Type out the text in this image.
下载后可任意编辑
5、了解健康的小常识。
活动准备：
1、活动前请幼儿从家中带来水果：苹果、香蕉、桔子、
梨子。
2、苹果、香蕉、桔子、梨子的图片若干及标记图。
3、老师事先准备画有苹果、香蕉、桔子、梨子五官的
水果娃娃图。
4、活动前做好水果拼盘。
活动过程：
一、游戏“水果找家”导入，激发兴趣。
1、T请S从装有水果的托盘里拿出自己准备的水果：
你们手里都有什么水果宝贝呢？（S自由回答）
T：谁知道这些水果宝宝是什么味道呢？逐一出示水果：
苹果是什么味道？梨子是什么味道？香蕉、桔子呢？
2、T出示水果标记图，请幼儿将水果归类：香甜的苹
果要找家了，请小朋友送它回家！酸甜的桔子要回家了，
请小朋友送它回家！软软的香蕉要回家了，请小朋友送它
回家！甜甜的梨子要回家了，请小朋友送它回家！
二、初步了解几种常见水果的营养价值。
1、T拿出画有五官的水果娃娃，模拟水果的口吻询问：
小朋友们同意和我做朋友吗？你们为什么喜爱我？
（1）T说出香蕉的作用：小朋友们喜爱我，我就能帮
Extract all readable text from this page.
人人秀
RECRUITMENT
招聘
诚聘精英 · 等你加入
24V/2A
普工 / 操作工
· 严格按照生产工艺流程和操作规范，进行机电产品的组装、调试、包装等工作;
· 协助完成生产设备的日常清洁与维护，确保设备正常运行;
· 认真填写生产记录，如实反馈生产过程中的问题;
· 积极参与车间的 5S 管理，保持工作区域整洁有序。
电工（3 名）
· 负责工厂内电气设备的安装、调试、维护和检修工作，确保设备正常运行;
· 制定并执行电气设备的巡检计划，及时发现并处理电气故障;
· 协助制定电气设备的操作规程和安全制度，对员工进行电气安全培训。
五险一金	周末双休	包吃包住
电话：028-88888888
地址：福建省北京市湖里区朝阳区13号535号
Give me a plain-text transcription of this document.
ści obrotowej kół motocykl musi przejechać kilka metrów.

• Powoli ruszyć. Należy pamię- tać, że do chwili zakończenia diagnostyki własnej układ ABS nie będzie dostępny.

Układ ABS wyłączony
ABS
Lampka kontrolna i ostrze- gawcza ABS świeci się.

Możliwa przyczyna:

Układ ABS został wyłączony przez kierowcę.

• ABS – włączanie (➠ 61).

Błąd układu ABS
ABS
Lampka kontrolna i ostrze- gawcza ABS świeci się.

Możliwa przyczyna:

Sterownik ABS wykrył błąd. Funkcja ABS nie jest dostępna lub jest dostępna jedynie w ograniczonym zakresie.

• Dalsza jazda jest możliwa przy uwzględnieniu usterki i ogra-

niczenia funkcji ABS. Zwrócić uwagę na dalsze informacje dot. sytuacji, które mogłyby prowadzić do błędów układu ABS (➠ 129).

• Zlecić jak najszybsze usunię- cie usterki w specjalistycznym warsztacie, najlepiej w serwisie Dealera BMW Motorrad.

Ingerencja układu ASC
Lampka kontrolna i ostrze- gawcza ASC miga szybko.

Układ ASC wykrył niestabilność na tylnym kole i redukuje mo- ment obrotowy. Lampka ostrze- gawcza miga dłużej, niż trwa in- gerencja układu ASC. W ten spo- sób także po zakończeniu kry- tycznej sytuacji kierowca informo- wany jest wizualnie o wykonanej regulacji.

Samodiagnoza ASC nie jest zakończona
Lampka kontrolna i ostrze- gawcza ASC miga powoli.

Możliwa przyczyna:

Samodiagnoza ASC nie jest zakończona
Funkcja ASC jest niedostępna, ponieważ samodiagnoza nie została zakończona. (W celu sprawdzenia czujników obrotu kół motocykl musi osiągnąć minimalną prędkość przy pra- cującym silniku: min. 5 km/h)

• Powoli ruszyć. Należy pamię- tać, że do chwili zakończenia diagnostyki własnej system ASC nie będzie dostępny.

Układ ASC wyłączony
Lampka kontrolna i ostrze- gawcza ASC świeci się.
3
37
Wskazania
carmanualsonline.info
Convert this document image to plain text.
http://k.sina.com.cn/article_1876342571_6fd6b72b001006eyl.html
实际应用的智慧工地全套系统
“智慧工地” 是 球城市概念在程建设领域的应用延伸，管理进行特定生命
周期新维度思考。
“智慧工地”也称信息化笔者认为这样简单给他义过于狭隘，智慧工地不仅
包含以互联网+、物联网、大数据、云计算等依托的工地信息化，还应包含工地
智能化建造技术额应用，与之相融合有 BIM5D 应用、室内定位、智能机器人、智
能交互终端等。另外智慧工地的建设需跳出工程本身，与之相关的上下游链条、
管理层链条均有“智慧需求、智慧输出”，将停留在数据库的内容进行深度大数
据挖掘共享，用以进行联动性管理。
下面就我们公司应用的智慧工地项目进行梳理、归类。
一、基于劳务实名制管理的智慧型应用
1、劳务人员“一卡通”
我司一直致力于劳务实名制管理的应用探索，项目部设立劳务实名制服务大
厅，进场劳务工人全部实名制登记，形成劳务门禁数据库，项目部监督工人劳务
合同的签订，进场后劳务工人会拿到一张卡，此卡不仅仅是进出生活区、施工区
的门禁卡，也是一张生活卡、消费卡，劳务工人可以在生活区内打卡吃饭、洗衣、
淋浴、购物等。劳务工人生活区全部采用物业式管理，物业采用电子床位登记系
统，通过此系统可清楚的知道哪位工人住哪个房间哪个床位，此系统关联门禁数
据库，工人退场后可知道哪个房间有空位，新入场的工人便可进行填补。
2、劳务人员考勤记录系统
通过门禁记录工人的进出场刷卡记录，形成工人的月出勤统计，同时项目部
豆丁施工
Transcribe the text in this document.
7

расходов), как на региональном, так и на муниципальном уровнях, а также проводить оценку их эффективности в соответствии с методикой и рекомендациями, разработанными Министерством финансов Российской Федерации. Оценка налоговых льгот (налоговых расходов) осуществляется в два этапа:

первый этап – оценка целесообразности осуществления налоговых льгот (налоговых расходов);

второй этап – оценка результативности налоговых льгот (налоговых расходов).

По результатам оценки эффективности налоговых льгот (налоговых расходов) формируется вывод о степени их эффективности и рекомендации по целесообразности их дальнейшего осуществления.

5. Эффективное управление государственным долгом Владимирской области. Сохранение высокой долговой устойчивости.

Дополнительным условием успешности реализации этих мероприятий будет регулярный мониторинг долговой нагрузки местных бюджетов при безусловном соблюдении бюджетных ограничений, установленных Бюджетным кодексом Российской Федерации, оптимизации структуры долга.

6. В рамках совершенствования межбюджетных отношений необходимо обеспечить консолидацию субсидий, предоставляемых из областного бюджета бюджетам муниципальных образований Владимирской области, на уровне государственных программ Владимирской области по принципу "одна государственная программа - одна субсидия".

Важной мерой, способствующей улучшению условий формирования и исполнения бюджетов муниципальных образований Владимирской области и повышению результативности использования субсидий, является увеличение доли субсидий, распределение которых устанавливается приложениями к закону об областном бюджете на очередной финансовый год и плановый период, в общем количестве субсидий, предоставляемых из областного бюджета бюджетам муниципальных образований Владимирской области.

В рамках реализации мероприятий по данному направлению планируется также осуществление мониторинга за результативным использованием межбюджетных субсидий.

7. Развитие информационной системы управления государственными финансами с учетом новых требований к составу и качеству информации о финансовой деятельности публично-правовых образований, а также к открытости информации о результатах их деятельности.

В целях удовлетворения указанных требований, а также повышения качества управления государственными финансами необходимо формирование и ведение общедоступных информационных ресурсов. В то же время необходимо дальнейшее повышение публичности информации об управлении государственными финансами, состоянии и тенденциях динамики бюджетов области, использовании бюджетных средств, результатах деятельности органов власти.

Exercise goal → Quote every line of the data, word for word.

Expected answer →
Type out the text in this image.
下载后可任意编辑
5、了解健康的小常识。
活动准备：
1、活动前请幼儿从家中带来水果：苹果、香蕉、桔子、
梨子。
2、苹果、香蕉、桔子、梨子的图片若干及标记图。
3、老师事先准备画有苹果、香蕉、桔子、梨子五官的
水果娃娃图。
4、活动前做好水果拼盘。
活动过程：
一、游戏“水果找家”导入，激发兴趣。
1、T请S从装有水果的托盘里拿出自己准备的水果：
你们手里都有什么水果宝贝呢？（S自由回答）
T：谁知道这些水果宝宝是什么味道呢？逐一出示水果：
苹果是什么味道？梨子是什么味道？香蕉、桔子呢？
2、T出示水果标记图，请幼儿将水果归类：香甜的苹
果要找家了，请小朋友送它回家！酸甜的桔子要回家了，
请小朋友送它回家！软软的香蕉要回家了，请小朋友送它
回家！甜甜的梨子要回家了，请小朋友送它回家！
二、初步了解几种常见水果的营养价值。
1、T拿出画有五官的水果娃娃，模拟水果的口吻询问：
小朋友们同意和我做朋友吗？你们为什么喜爱我？
（1）T说出香蕉的作用：小朋友们喜爱我，我就能帮
Extract all readable text from this page.
人人秀
RECRUITMENT
招聘
诚聘精英 · 等你加入
24V/2A
普工 / 操作工
· 严格按照生产工艺流程和操作规范，进行机电产品的组装、调试、包装等工作;
· 协助完成生产设备的日常清洁与维护，确保设备正常运行;
· 认真填写生产记录，如实反馈生产过程中的问题;
· 积极参与车间的 5S 管理，保持工作区域整洁有序。
电工（3 名）
· 负责工厂内电气设备的安装、调试、维护和检修工作，确保设备正常运行;
· 制定并执行电气设备的巡检计划，及时发现并处理电气故障;
· 协助制定电气设备的操作规程和安全制度，对员工进行电气安全培训。
五险一金	周末双休	包吃包住
电话：028-88888888
地址：福建省北京市湖里区朝阳区13号535号
Give me a plain-text transcription of this document.
ści obrotowej kół motocykl musi przejechać kilka metrów.

• Powoli ruszyć. Należy pamię- tać, że do chwili zakończenia diagnostyki własnej układ ABS nie będzie dostępny.

Układ ABS wyłączony
ABS
Lampka kontrolna i ostrze- gawcza ABS świeci się.

Możliwa przyczyna:

Układ ABS został wyłączony przez kierowcę.

• ABS – włączanie (➠ 61).

Błąd układu ABS
ABS
Lampka kontrolna i ostrze- gawcza ABS świeci się.

Możliwa przyczyna:

Sterownik ABS wykrył błąd. Funkcja ABS nie jest dostępna lub jest dostępna jedynie w ograniczonym zakresie.

• Dalsza jazda jest możliwa przy uwzględnieniu usterki i ogra-

niczenia funkcji ABS. Zwrócić uwagę na dalsze informacje dot. sytuacji, które mogłyby prowadzić do błędów układu ABS (➠ 129).

• Zlecić jak najszybsze usunię- cie usterki w specjalistycznym warsztacie, najlepiej w serwisie Dealera BMW Motorrad.

Ingerencja układu ASC
Lampka kontrolna i ostrze- gawcza ASC miga szybko.

Układ ASC wykrył niestabilność na tylnym kole i redukuje mo- ment obrotowy. Lampka ostrze- gawcza miga dłużej, niż trwa in- gerencja układu ASC. W ten spo- sób także po zakończeniu kry- tycznej sytuacji kierowca informo- wany jest wizualnie o wykonanej regulacji.

Samodiagnoza ASC nie jest zakończona
Lampka kontrolna i ostrze- gawcza ASC miga powoli.

Możliwa przyczyna:

Samodiagnoza ASC nie jest zakończona
Funkcja ASC jest niedostępna, ponieważ samodiagnoza nie została zakończona. (W celu sprawdzenia czujników obrotu kół motocykl musi osiągnąć minimalną prędkość przy pra- cującym silniku: min. 5 km/h)

• Powoli ruszyć. Należy pamię- tać, że do chwili zakończenia diagnostyki własnej system ASC nie będzie dostępny.

Układ ASC wyłączony
Lampka kontrolna i ostrze- gawcza ASC świeci się.
3
37
Wskazania
carmanualsonline.info
Convert this document image to plain text.
http://k.sina.com.cn/article_1876342571_6fd6b72b001006eyl.html
实际应用的智慧工地全套系统
“智慧工地” 是 球城市概念在程建设领域的应用延伸，管理进行特定生命
周期新维度思考。
“智慧工地”也称信息化笔者认为这样简单给他义过于狭隘，智慧工地不仅
包含以互联网+、物联网、大数据、云计算等依托的工地信息化，还应包含工地
智能化建造技术额应用，与之相融合有 BIM5D 应用、室内定位、智能机器人、智
能交互终端等。另外智慧工地的建设需跳出工程本身，与之相关的上下游链条、
管理层链条均有“智慧需求、智慧输出”，将停留在数据库的内容进行深度大数
据挖掘共享，用以进行联动性管理。
下面就我们公司应用的智慧工地项目进行梳理、归类。
一、基于劳务实名制管理的智慧型应用
1、劳务人员“一卡通”
我司一直致力于劳务实名制管理的应用探索，项目部设立劳务实名制服务大
厅，进场劳务工人全部实名制登记，形成劳务门禁数据库，项目部监督工人劳务
合同的签订，进场后劳务工人会拿到一张卡，此卡不仅仅是进出生活区、施工区
的门禁卡，也是一张生活卡、消费卡，劳务工人可以在生活区内打卡吃饭、洗衣、
淋浴、购物等。劳务工人生活区全部采用物业式管理，物业采用电子床位登记系
统，通过此系统可清楚的知道哪位工人住哪个房间哪个床位，此系统关联门禁数
据库，工人退场后可知道哪个房间有空位，新入场的工人便可进行填补。
2、劳务人员考勤记录系统
通过门禁记录工人的进出场刷卡记录，形成工人的月出勤统计，同时项目部
豆丁施工
Transcribe the text in this document.
7

расходов), как на региональном, так и на муниципальном уровнях, а также проводить оценку их эффективности в соответствии с методикой и рекомендациями, разработанными Министерством финансов Российской Федерации. Оценка налоговых льгот (налоговых расходов) осуществляется в два этапа:

первый этап – оценка целесообразности осуществления налоговых льгот (налоговых расходов);

второй этап – оценка результативности налоговых льгот (налоговых расходов).

По результатам оценки эффективности налоговых льгот (налоговых расходов) формируется вывод о степени их эффективности и рекомендации по целесообразности их дальнейшего осуществления.

5. Эффективное управление государственным долгом Владимирской области. Сохранение высокой долговой устойчивости.

Дополнительным условием успешности реализации этих мероприятий будет регулярный мониторинг долговой нагрузки местных бюджетов при безусловном соблюдении бюджетных ограничений, установленных Бюджетным кодексом Российской Федерации, оптимизации структуры долга.

6. В рамках совершенствования межбюджетных отношений необходимо обеспечить консолидацию субсидий, предоставляемых из областного бюджета бюджетам муниципальных образований Владимирской области, на уровне государственных программ Владимирской области по принципу "одна государственная программа - одна субсидия".

Важной мерой, способствующей улучшению условий формирования и исполнения бюджетов муниципальных образований Владимирской области и повышению результативности использования субсидий, является увеличение доли субсидий, распределение которых устанавливается приложениями к закону об областном бюджете на очередной финансовый год и плановый период, в общем количестве субсидий, предоставляемых из областного бюджета бюджетам муниципальных образований Владимирской области.

В рамках реализации мероприятий по данному направлению планируется также осуществление мониторинга за результативным использованием межбюджетных субсидий.

7. Развитие информационной системы управления государственными финансами с учетом новых требований к составу и качеству информации о финансовой деятельности публично-правовых образований, а также к открытости информации о результатах их деятельности.

В целях удовлетворения указанных требований, а также повышения качества управления государственными финансами необходимо формирование и ведение общедоступных информационных ресурсов. В то же время необходимо дальнейшее повышение публичности информации об управлении государственными финансами, состоянии и тенденциях динамики бюджетов области, использовании бюджетных средств, результатах деятельности органов власти.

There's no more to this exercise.